Objective
Omit the pictures from the entries below and retype everything else exactly.

________________________

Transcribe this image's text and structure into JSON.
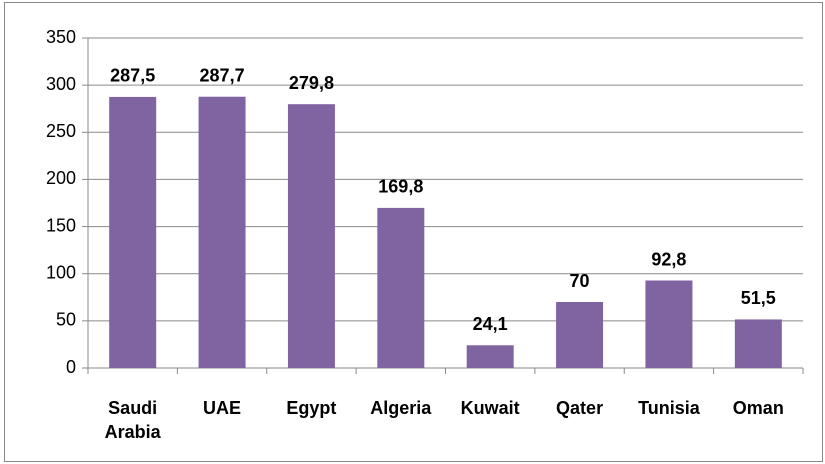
{
  "chart_data": {
    "type": "bar",
    "categories": [
      "Saudi Arabia",
      "UAE",
      "Egypt",
      "Algeria",
      "Kuwait",
      "Qater",
      "Tunisia",
      "Oman"
    ],
    "values": [
      287.5,
      287.7,
      279.8,
      169.8,
      24.1,
      70,
      92.8,
      51.5
    ],
    "value_labels": [
      "287,5",
      "287,7",
      "279,8",
      "169,8",
      "24,1",
      "70",
      "92,8",
      "51,5"
    ],
    "color": "#8064a2",
    "ylim": [
      0,
      350
    ],
    "yticks": [
      0,
      50,
      100,
      150,
      200,
      250,
      300,
      350
    ],
    "grid": true
  }
}
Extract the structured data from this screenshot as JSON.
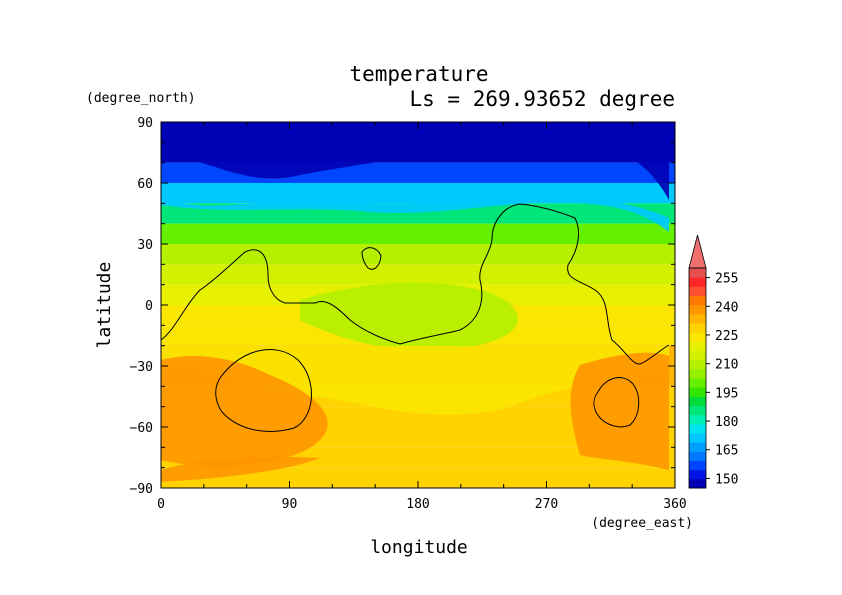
{
  "chart_data": {
    "type": "heatmap",
    "title": "temperature",
    "subtitle": "Ls = 269.93652 degree",
    "xlabel": "longitude",
    "ylabel": "latitude",
    "x_units": "(degree_east)",
    "y_units": "(degree_north)",
    "xlim": [
      0,
      360
    ],
    "ylim": [
      -90,
      90
    ],
    "xticks": [
      0,
      90,
      180,
      270,
      360
    ],
    "yticks": [
      90,
      60,
      30,
      0,
      -30,
      -60,
      -90
    ],
    "xtick_labels": [
      "0",
      "90",
      "180",
      "270",
      "360"
    ],
    "ytick_labels": [
      "90",
      "60",
      "30",
      "0",
      "−30",
      "−60",
      "−90"
    ],
    "lat_band_temperatures": [
      {
        "lat": 85,
        "value": 145
      },
      {
        "lat": 75,
        "value": 145
      },
      {
        "lat": 65,
        "value": 155
      },
      {
        "lat": 55,
        "value": 170
      },
      {
        "lat": 45,
        "value": 185
      },
      {
        "lat": 35,
        "value": 200
      },
      {
        "lat": 25,
        "value": 210
      },
      {
        "lat": 15,
        "value": 215
      },
      {
        "lat": 5,
        "value": 220
      },
      {
        "lat": -5,
        "value": 225
      },
      {
        "lat": -15,
        "value": 228
      },
      {
        "lat": -25,
        "value": 235
      },
      {
        "lat": -35,
        "value": 235
      },
      {
        "lat": -45,
        "value": 232
      },
      {
        "lat": -55,
        "value": 232
      },
      {
        "lat": -65,
        "value": 230
      },
      {
        "lat": -75,
        "value": 232
      },
      {
        "lat": -85,
        "value": 230
      }
    ],
    "colorbar": {
      "labels": [
        "255",
        "240",
        "225",
        "210",
        "195",
        "180",
        "165",
        "150"
      ],
      "levels": [
        145,
        150,
        155,
        160,
        165,
        170,
        175,
        180,
        185,
        190,
        195,
        200,
        205,
        210,
        215,
        220,
        225,
        230,
        235,
        240,
        245,
        250,
        255,
        260
      ],
      "colors": [
        "#0000b4",
        "#0014e6",
        "#0046ff",
        "#0078ff",
        "#00a0ff",
        "#00c8ff",
        "#00e6f0",
        "#00f0b4",
        "#00e678",
        "#00dc3c",
        "#32e600",
        "#64f000",
        "#96f000",
        "#b4f000",
        "#d2f000",
        "#e6f000",
        "#fae600",
        "#ffd200",
        "#ffb400",
        "#ff9600",
        "#ff7800",
        "#ff5032",
        "#ff2828",
        "#e65050"
      ],
      "extend_color": "#f07070"
    }
  }
}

________________________

Response to this task
Transcribe this image's text and structure into JSON.
{
  "chart_data": {
    "type": "bar",
    "categories": [
      "Saudi Arabia",
      "UAE",
      "Egypt",
      "Algeria",
      "Kuwait",
      "Qater",
      "Tunisia",
      "Oman"
    ],
    "values": [
      287.5,
      287.7,
      279.8,
      169.8,
      24.1,
      70,
      92.8,
      51.5
    ],
    "value_labels": [
      "287,5",
      "287,7",
      "279,8",
      "169,8",
      "24,1",
      "70",
      "92,8",
      "51,5"
    ],
    "color": "#8064a2",
    "ylim": [
      0,
      350
    ],
    "yticks": [
      0,
      50,
      100,
      150,
      200,
      250,
      300,
      350
    ],
    "grid": true
  }
}
Extract the structured data from this screenshot as JSON.
{
  "chart_data": {
    "type": "heatmap",
    "title": "temperature",
    "subtitle": "Ls = 269.93652 degree",
    "xlabel": "longitude",
    "ylabel": "latitude",
    "x_units": "(degree_east)",
    "y_units": "(degree_north)",
    "xlim": [
      0,
      360
    ],
    "ylim": [
      -90,
      90
    ],
    "xticks": [
      0,
      90,
      180,
      270,
      360
    ],
    "yticks": [
      90,
      60,
      30,
      0,
      -30,
      -60,
      -90
    ],
    "xtick_labels": [
      "0",
      "90",
      "180",
      "270",
      "360"
    ],
    "ytick_labels": [
      "90",
      "60",
      "30",
      "0",
      "−30",
      "−60",
      "−90"
    ],
    "lat_band_temperatures": [
      {
        "lat": 85,
        "value": 145
      },
      {
        "lat": 75,
        "value": 145
      },
      {
        "lat": 65,
        "value": 155
      },
      {
        "lat": 55,
        "value": 170
      },
      {
        "lat": 45,
        "value": 185
      },
      {
        "lat": 35,
        "value": 200
      },
      {
        "lat": 25,
        "value": 210
      },
      {
        "lat": 15,
        "value": 215
      },
      {
        "lat": 5,
        "value": 220
      },
      {
        "lat": -5,
        "value": 225
      },
      {
        "lat": -15,
        "value": 228
      },
      {
        "lat": -25,
        "value": 235
      },
      {
        "lat": -35,
        "value": 235
      },
      {
        "lat": -45,
        "value": 232
      },
      {
        "lat": -55,
        "value": 232
      },
      {
        "lat": -65,
        "value": 230
      },
      {
        "lat": -75,
        "value": 232
      },
      {
        "lat": -85,
        "value": 230
      }
    ],
    "colorbar": {
      "labels": [
        "255",
        "240",
        "225",
        "210",
        "195",
        "180",
        "165",
        "150"
      ],
      "levels": [
        145,
        150,
        155,
        160,
        165,
        170,
        175,
        180,
        185,
        190,
        195,
        200,
        205,
        210,
        215,
        220,
        225,
        230,
        235,
        240,
        245,
        250,
        255,
        260
      ],
      "colors": [
        "#0000b4",
        "#0014e6",
        "#0046ff",
        "#0078ff",
        "#00a0ff",
        "#00c8ff",
        "#00e6f0",
        "#00f0b4",
        "#00e678",
        "#00dc3c",
        "#32e600",
        "#64f000",
        "#96f000",
        "#b4f000",
        "#d2f000",
        "#e6f000",
        "#fae600",
        "#ffd200",
        "#ffb400",
        "#ff9600",
        "#ff7800",
        "#ff5032",
        "#ff2828",
        "#e65050"
      ],
      "extend_color": "#f07070"
    }
  }
}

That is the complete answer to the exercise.